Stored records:
"""

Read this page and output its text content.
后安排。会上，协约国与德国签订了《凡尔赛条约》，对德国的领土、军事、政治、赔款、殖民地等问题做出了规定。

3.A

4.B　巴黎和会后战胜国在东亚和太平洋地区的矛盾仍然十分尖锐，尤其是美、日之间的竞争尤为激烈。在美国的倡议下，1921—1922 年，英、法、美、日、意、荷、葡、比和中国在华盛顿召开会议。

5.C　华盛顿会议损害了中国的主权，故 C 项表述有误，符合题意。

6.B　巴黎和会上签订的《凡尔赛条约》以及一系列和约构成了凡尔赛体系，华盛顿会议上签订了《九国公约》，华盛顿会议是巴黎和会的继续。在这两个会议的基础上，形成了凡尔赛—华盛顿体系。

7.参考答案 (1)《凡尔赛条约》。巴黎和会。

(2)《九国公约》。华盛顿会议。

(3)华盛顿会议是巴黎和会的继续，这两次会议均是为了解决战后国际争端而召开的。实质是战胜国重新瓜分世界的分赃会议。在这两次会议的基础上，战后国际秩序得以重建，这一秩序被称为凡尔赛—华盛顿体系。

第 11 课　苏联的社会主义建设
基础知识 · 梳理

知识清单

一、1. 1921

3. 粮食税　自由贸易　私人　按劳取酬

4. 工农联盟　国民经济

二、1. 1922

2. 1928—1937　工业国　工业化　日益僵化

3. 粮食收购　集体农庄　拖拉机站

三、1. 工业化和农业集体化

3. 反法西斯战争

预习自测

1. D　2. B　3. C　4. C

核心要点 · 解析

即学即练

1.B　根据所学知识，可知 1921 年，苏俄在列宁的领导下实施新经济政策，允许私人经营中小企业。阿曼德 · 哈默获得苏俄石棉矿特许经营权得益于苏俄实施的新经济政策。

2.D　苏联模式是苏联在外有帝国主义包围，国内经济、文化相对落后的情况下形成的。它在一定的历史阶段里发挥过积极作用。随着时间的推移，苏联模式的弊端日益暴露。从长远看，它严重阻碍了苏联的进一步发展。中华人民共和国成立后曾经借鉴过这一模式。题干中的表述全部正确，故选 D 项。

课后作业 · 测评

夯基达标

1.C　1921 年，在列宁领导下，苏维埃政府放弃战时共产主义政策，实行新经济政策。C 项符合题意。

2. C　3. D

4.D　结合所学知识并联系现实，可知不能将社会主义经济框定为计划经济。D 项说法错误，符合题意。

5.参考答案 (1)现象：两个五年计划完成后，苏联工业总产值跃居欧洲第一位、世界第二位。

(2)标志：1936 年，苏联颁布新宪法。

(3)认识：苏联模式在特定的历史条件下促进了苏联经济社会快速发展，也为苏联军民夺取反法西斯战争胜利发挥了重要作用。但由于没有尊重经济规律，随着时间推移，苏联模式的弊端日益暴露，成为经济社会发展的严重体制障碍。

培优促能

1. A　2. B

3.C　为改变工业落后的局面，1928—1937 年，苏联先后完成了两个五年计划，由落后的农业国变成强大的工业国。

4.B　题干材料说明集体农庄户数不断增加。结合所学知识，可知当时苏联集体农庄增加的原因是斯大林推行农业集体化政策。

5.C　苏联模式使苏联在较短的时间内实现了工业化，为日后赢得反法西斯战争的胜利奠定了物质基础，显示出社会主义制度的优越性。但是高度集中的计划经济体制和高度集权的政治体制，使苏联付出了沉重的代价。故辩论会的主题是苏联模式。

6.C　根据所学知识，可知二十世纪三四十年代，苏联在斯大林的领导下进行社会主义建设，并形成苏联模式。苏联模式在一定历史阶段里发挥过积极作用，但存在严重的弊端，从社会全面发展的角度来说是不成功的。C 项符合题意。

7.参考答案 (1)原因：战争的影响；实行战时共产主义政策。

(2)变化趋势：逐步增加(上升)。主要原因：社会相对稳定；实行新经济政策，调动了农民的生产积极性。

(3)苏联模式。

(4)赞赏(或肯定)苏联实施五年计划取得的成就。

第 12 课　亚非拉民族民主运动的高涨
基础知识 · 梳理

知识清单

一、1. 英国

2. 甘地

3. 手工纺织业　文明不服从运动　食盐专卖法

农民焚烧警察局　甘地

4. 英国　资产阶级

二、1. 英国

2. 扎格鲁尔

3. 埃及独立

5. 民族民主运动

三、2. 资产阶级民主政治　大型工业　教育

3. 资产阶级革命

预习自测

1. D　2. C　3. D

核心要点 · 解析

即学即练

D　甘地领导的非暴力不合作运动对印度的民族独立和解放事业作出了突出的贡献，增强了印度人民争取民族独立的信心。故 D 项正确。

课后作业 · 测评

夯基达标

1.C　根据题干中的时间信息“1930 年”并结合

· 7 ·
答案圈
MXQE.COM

"""

▶ **WORK TO BE COMPLETED**:
The entries above must be returned exactly.

▶ **WRITTEN REPLY**:
Read this page and output its text content.
后安排。会上，协约国与德国签订了《凡尔赛条约》，对德国的领土、军事、政治、赔款、殖民地等问题做出了规定。

3.A

4.B　巴黎和会后战胜国在东亚和太平洋地区的矛盾仍然十分尖锐，尤其是美、日之间的竞争尤为激烈。在美国的倡议下，1921—1922 年，英、法、美、日、意、荷、葡、比和中国在华盛顿召开会议。

5.C　华盛顿会议损害了中国的主权，故 C 项表述有误，符合题意。

6.B　巴黎和会上签订的《凡尔赛条约》以及一系列和约构成了凡尔赛体系，华盛顿会议上签订了《九国公约》，华盛顿会议是巴黎和会的继续。在这两个会议的基础上，形成了凡尔赛—华盛顿体系。

7.参考答案 (1)《凡尔赛条约》。巴黎和会。

(2)《九国公约》。华盛顿会议。

(3)华盛顿会议是巴黎和会的继续，这两次会议均是为了解决战后国际争端而召开的。实质是战胜国重新瓜分世界的分赃会议。在这两次会议的基础上，战后国际秩序得以重建，这一秩序被称为凡尔赛—华盛顿体系。

第 11 课　苏联的社会主义建设
基础知识 · 梳理

知识清单

一、1. 1921

3. 粮食税　自由贸易　私人　按劳取酬

4. 工农联盟　国民经济

二、1. 1922

2. 1928—1937　工业国　工业化　日益僵化

3. 粮食收购　集体农庄　拖拉机站

三、1. 工业化和农业集体化

3. 反法西斯战争

预习自测

1. D　2. B　3. C　4. C

核心要点 · 解析

即学即练

1.B　根据所学知识，可知 1921 年，苏俄在列宁的领导下实施新经济政策，允许私人经营中小企业。阿曼德 · 哈默获得苏俄石棉矿特许经营权得益于苏俄实施的新经济政策。

2.D　苏联模式是苏联在外有帝国主义包围，国内经济、文化相对落后的情况下形成的。它在一定的历史阶段里发挥过积极作用。随着时间的推移，苏联模式的弊端日益暴露。从长远看，它严重阻碍了苏联的进一步发展。中华人民共和国成立后曾经借鉴过这一模式。题干中的表述全部正确，故选 D 项。

课后作业 · 测评

夯基达标

1.C　1921 年，在列宁领导下，苏维埃政府放弃战时共产主义政策，实行新经济政策。C 项符合题意。

2. C　3. D

4.D　结合所学知识并联系现实，可知不能将社会主义经济框定为计划经济。D 项说法错误，符合题意。

5.参考答案 (1)现象：两个五年计划完成后，苏联工业总产值跃居欧洲第一位、世界第二位。

(2)标志：1936 年，苏联颁布新宪法。

(3)认识：苏联模式在特定的历史条件下促进了苏联经济社会快速发展，也为苏联军民夺取反法西斯战争胜利发挥了重要作用。但由于没有尊重经济规律，随着时间推移，苏联模式的弊端日益暴露，成为经济社会发展的严重体制障碍。

培优促能

1. A　2. B

3.C　为改变工业落后的局面，1928—1937 年，苏联先后完成了两个五年计划，由落后的农业国变成强大的工业国。

4.B　题干材料说明集体农庄户数不断增加。结合所学知识，可知当时苏联集体农庄增加的原因是斯大林推行农业集体化政策。

5.C　苏联模式使苏联在较短的时间内实现了工业化，为日后赢得反法西斯战争的胜利奠定了物质基础，显示出社会主义制度的优越性。但是高度集中的计划经济体制和高度集权的政治体制，使苏联付出了沉重的代价。故辩论会的主题是苏联模式。

6.C　根据所学知识，可知二十世纪三四十年代，苏联在斯大林的领导下进行社会主义建设，并形成苏联模式。苏联模式在一定历史阶段里发挥过积极作用，但存在严重的弊端，从社会全面发展的角度来说是不成功的。C 项符合题意。

7.参考答案 (1)原因：战争的影响；实行战时共产主义政策。

(2)变化趋势：逐步增加(上升)。主要原因：社会相对稳定；实行新经济政策，调动了农民的生产积极性。

(3)苏联模式。

(4)赞赏(或肯定)苏联实施五年计划取得的成就。

第 12 课　亚非拉民族民主运动的高涨
基础知识 · 梳理

知识清单

一、1. 英国

2. 甘地

3. 手工纺织业　文明不服从运动　食盐专卖法

农民焚烧警察局　甘地

4. 英国　资产阶级

二、1. 英国

2. 扎格鲁尔

3. 埃及独立

5. 民族民主运动

三、2. 资产阶级民主政治　大型工业　教育

3. 资产阶级革命

预习自测

1. D　2. C　3. D

核心要点 · 解析

即学即练

D　甘地领导的非暴力不合作运动对印度的民族独立和解放事业作出了突出的贡献，增强了印度人民争取民族独立的信心。故 D 项正确。

课后作业 · 测评

夯基达标

1.C　根据题干中的时间信息“1930 年”并结合

· 7 ·
答案圈
MXQE.COM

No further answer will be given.